Dataset excerpts
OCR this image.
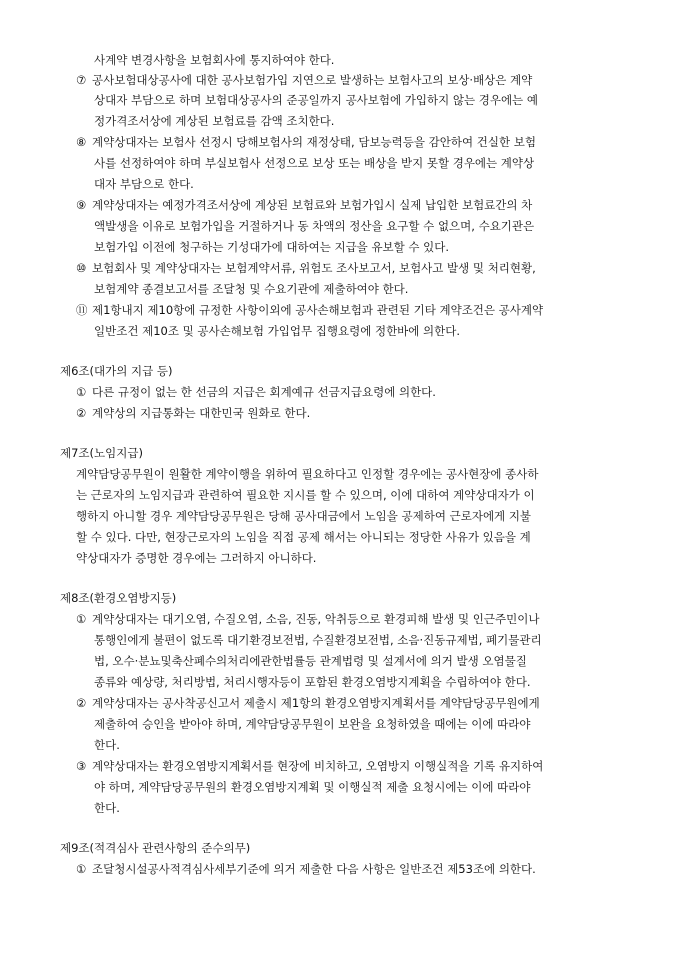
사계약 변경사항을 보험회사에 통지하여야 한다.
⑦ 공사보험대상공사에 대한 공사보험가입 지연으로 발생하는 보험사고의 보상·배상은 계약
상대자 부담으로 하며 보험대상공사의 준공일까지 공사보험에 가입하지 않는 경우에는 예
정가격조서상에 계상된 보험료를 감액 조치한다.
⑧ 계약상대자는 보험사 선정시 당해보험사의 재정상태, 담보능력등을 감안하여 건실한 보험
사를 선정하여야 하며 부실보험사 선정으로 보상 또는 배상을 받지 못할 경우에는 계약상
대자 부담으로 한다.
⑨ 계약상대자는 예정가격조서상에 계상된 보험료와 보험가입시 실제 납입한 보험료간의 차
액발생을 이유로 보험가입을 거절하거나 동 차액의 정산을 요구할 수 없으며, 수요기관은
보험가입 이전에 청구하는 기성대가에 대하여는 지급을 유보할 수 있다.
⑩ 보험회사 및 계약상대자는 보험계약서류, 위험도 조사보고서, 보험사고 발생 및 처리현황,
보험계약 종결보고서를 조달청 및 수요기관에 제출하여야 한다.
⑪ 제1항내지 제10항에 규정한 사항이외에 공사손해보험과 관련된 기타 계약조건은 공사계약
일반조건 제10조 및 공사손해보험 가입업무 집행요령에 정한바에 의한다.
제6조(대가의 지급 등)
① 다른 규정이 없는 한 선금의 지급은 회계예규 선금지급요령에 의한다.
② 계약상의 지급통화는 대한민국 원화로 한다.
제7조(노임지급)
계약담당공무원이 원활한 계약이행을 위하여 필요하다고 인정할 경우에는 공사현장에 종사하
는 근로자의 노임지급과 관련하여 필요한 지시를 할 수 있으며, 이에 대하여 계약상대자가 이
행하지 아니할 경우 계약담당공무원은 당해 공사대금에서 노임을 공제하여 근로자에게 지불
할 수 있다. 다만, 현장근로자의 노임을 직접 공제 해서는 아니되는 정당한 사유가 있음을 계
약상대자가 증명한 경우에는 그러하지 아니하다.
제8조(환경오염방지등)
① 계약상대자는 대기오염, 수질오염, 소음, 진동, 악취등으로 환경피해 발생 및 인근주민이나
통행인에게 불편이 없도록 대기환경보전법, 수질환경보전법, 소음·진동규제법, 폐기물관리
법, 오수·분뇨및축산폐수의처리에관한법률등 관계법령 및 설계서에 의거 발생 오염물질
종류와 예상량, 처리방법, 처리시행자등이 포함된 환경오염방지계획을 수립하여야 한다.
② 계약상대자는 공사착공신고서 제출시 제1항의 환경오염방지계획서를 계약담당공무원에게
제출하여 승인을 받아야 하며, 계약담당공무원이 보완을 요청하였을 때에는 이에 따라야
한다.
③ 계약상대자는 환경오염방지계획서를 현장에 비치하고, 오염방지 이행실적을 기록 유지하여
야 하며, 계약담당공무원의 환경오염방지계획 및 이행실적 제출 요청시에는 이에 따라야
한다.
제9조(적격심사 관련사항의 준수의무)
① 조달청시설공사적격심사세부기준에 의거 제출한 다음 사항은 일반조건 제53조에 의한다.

Given exercise
Across the material above, how many lines include the string "부담으로"? Only the number is wanted.

Solution
2